-------- Records supplied

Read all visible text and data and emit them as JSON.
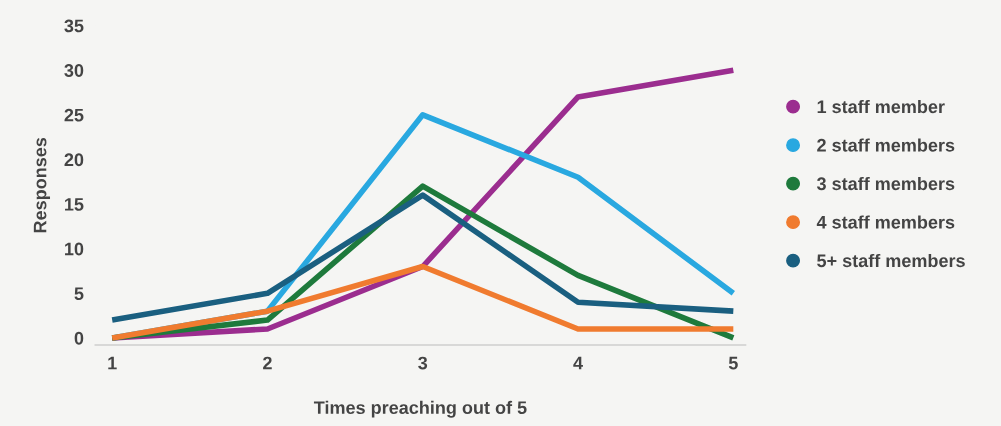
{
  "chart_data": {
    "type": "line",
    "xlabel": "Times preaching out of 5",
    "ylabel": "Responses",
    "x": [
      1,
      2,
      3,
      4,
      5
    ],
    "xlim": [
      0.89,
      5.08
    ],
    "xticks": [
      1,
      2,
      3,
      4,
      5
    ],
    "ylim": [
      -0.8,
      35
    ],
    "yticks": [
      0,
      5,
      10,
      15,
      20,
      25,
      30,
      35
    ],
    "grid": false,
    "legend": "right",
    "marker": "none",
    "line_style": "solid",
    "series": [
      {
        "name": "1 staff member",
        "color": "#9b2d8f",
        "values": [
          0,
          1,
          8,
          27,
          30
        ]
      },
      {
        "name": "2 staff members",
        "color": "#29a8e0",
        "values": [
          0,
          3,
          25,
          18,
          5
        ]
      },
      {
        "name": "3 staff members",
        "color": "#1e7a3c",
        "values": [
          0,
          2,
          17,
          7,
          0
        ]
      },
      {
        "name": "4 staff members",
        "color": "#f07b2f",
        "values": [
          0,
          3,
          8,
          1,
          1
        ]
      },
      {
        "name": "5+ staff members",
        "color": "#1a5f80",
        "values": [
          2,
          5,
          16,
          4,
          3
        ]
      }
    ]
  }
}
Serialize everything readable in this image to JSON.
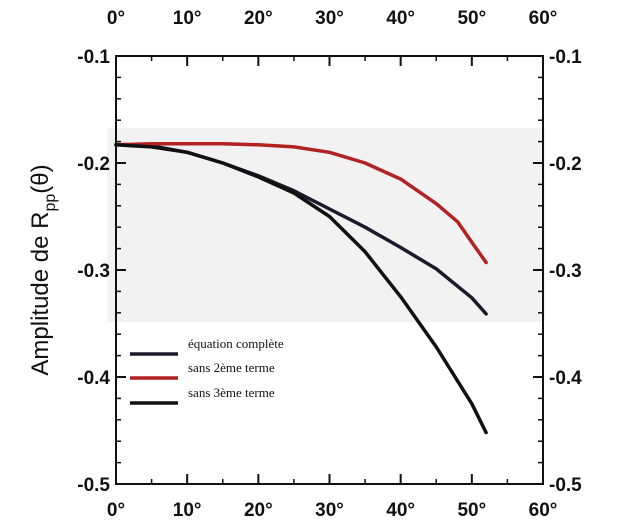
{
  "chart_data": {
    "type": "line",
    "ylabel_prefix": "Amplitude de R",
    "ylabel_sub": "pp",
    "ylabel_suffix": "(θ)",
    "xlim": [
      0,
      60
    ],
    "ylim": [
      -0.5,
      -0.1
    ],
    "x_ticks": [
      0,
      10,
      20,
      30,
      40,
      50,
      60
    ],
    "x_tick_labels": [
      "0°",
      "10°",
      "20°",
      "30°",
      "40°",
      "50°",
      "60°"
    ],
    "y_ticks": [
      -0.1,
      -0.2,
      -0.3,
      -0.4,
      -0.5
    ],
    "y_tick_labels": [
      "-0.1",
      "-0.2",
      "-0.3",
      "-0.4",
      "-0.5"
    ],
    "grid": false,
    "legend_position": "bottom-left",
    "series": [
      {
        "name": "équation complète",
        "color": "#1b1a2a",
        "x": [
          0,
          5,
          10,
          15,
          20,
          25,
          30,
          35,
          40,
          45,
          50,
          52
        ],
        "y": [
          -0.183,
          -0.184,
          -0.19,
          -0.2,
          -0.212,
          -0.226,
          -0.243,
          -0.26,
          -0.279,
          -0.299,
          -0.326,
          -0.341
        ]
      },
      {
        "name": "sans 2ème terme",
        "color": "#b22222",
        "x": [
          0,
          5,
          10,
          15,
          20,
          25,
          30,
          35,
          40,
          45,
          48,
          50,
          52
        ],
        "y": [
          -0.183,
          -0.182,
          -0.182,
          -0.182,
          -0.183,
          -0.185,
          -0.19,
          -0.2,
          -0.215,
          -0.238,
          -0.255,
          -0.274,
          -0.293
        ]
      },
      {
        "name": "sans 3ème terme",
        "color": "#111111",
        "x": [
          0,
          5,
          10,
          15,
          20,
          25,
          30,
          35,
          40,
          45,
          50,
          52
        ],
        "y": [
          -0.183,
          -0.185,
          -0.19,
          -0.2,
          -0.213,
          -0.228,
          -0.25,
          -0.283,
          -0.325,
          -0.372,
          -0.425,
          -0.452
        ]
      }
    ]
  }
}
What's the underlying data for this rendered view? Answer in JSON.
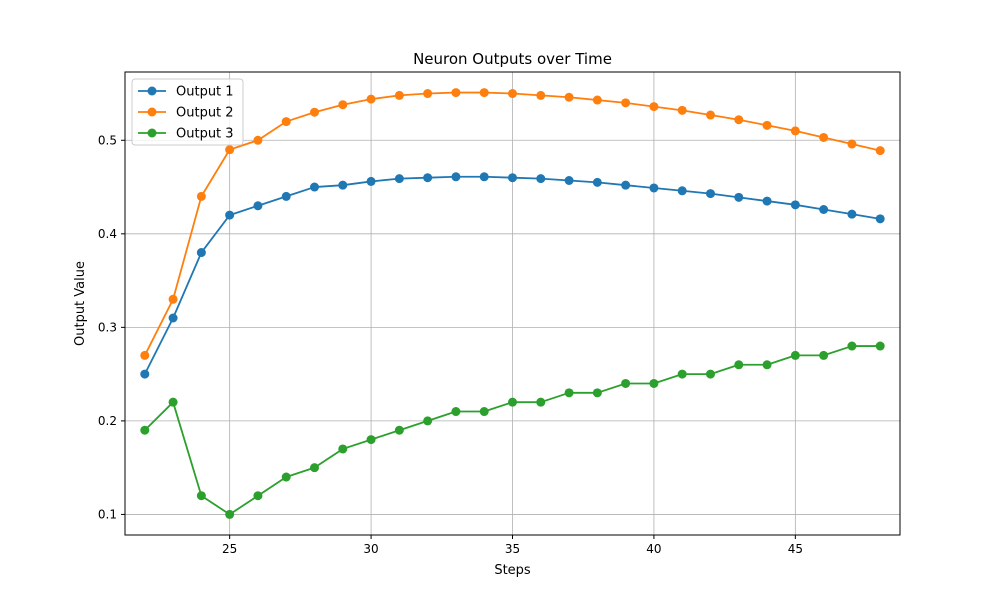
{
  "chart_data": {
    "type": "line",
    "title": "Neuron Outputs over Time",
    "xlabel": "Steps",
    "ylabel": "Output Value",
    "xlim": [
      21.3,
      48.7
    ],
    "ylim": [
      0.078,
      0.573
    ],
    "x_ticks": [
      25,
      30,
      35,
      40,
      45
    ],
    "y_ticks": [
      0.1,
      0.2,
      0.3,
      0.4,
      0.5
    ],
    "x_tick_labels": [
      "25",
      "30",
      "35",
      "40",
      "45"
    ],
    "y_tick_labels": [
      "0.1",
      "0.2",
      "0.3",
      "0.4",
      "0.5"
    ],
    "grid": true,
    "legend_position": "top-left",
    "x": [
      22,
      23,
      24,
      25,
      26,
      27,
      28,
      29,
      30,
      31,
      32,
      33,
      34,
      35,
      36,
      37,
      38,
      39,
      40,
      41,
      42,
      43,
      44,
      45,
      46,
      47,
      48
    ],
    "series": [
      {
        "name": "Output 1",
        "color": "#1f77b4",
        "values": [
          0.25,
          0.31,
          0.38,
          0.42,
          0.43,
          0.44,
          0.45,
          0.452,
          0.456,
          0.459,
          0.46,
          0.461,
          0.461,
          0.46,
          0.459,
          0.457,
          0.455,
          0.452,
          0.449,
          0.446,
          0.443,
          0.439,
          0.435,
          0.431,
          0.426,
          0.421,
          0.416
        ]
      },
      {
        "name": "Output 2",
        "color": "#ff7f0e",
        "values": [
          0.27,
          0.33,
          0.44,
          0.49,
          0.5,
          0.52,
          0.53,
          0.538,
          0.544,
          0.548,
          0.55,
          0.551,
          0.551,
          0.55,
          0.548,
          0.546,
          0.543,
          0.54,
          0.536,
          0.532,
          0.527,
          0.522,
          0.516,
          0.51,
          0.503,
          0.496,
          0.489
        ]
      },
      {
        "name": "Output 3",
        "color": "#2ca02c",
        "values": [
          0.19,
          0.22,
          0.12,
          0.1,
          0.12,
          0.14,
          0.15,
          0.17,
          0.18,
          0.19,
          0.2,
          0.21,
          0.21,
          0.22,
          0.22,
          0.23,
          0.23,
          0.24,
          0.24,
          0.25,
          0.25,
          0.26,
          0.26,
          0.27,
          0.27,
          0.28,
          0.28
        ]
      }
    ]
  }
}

----------------

• _Description of the task_
Reproduce all of the data exactly; the pictures do not belong in the copy.

• _Solution for this problem_
Read all visible text and data and emit them as JSON.
{
  "chart_data": {
    "type": "line",
    "xlabel": "Times preaching out of 5",
    "ylabel": "Responses",
    "x": [
      1,
      2,
      3,
      4,
      5
    ],
    "xlim": [
      0.89,
      5.08
    ],
    "xticks": [
      1,
      2,
      3,
      4,
      5
    ],
    "ylim": [
      -0.8,
      35
    ],
    "yticks": [
      0,
      5,
      10,
      15,
      20,
      25,
      30,
      35
    ],
    "grid": false,
    "legend": "right",
    "marker": "none",
    "line_style": "solid",
    "series": [
      {
        "name": "1 staff member",
        "color": "#9b2d8f",
        "values": [
          0,
          1,
          8,
          27,
          30
        ]
      },
      {
        "name": "2 staff members",
        "color": "#29a8e0",
        "values": [
          0,
          3,
          25,
          18,
          5
        ]
      },
      {
        "name": "3 staff members",
        "color": "#1e7a3c",
        "values": [
          0,
          2,
          17,
          7,
          0
        ]
      },
      {
        "name": "4 staff members",
        "color": "#f07b2f",
        "values": [
          0,
          3,
          8,
          1,
          1
        ]
      },
      {
        "name": "5+ staff members",
        "color": "#1a5f80",
        "values": [
          2,
          5,
          16,
          4,
          3
        ]
      }
    ]
  }
}
Serialize everything readable in this image to JSON.
{
  "chart_data": {
    "type": "line",
    "ylabel_prefix": "Amplitude de R",
    "ylabel_sub": "pp",
    "ylabel_suffix": "(θ)",
    "xlim": [
      0,
      60
    ],
    "ylim": [
      -0.5,
      -0.1
    ],
    "x_ticks": [
      0,
      10,
      20,
      30,
      40,
      50,
      60
    ],
    "x_tick_labels": [
      "0°",
      "10°",
      "20°",
      "30°",
      "40°",
      "50°",
      "60°"
    ],
    "y_ticks": [
      -0.1,
      -0.2,
      -0.3,
      -0.4,
      -0.5
    ],
    "y_tick_labels": [
      "-0.1",
      "-0.2",
      "-0.3",
      "-0.4",
      "-0.5"
    ],
    "grid": false,
    "legend_position": "bottom-left",
    "series": [
      {
        "name": "équation complète",
        "color": "#1b1a2a",
        "x": [
          0,
          5,
          10,
          15,
          20,
          25,
          30,
          35,
          40,
          45,
          50,
          52
        ],
        "y": [
          -0.183,
          -0.184,
          -0.19,
          -0.2,
          -0.212,
          -0.226,
          -0.243,
          -0.26,
          -0.279,
          -0.299,
          -0.326,
          -0.341
        ]
      },
      {
        "name": "sans 2ème terme",
        "color": "#b22222",
        "x": [
          0,
          5,
          10,
          15,
          20,
          25,
          30,
          35,
          40,
          45,
          48,
          50,
          52
        ],
        "y": [
          -0.183,
          -0.182,
          -0.182,
          -0.182,
          -0.183,
          -0.185,
          -0.19,
          -0.2,
          -0.215,
          -0.238,
          -0.255,
          -0.274,
          -0.293
        ]
      },
      {
        "name": "sans 3ème terme",
        "color": "#111111",
        "x": [
          0,
          5,
          10,
          15,
          20,
          25,
          30,
          35,
          40,
          45,
          50,
          52
        ],
        "y": [
          -0.183,
          -0.185,
          -0.19,
          -0.2,
          -0.213,
          -0.228,
          -0.25,
          -0.283,
          -0.325,
          -0.372,
          -0.425,
          -0.452
        ]
      }
    ]
  }
}
What's the underlying data for this rendered view? Answer in JSON.
{
  "chart_data": {
    "type": "line",
    "title": "Neuron Outputs over Time",
    "xlabel": "Steps",
    "ylabel": "Output Value",
    "xlim": [
      21.3,
      48.7
    ],
    "ylim": [
      0.078,
      0.573
    ],
    "x_ticks": [
      25,
      30,
      35,
      40,
      45
    ],
    "y_ticks": [
      0.1,
      0.2,
      0.3,
      0.4,
      0.5
    ],
    "x_tick_labels": [
      "25",
      "30",
      "35",
      "40",
      "45"
    ],
    "y_tick_labels": [
      "0.1",
      "0.2",
      "0.3",
      "0.4",
      "0.5"
    ],
    "grid": true,
    "legend_position": "top-left",
    "x": [
      22,
      23,
      24,
      25,
      26,
      27,
      28,
      29,
      30,
      31,
      32,
      33,
      34,
      35,
      36,
      37,
      38,
      39,
      40,
      41,
      42,
      43,
      44,
      45,
      46,
      47,
      48
    ],
    "series": [
      {
        "name": "Output 1",
        "color": "#1f77b4",
        "values": [
          0.25,
          0.31,
          0.38,
          0.42,
          0.43,
          0.44,
          0.45,
          0.452,
          0.456,
          0.459,
          0.46,
          0.461,
          0.461,
          0.46,
          0.459,
          0.457,
          0.455,
          0.452,
          0.449,
          0.446,
          0.443,
          0.439,
          0.435,
          0.431,
          0.426,
          0.421,
          0.416
        ]
      },
      {
        "name": "Output 2",
        "color": "#ff7f0e",
        "values": [
          0.27,
          0.33,
          0.44,
          0.49,
          0.5,
          0.52,
          0.53,
          0.538,
          0.544,
          0.548,
          0.55,
          0.551,
          0.551,
          0.55,
          0.548,
          0.546,
          0.543,
          0.54,
          0.536,
          0.532,
          0.527,
          0.522,
          0.516,
          0.51,
          0.503,
          0.496,
          0.489
        ]
      },
      {
        "name": "Output 3",
        "color": "#2ca02c",
        "values": [
          0.19,
          0.22,
          0.12,
          0.1,
          0.12,
          0.14,
          0.15,
          0.17,
          0.18,
          0.19,
          0.2,
          0.21,
          0.21,
          0.22,
          0.22,
          0.23,
          0.23,
          0.24,
          0.24,
          0.25,
          0.25,
          0.26,
          0.26,
          0.27,
          0.27,
          0.28,
          0.28
        ]
      }
    ]
  }
}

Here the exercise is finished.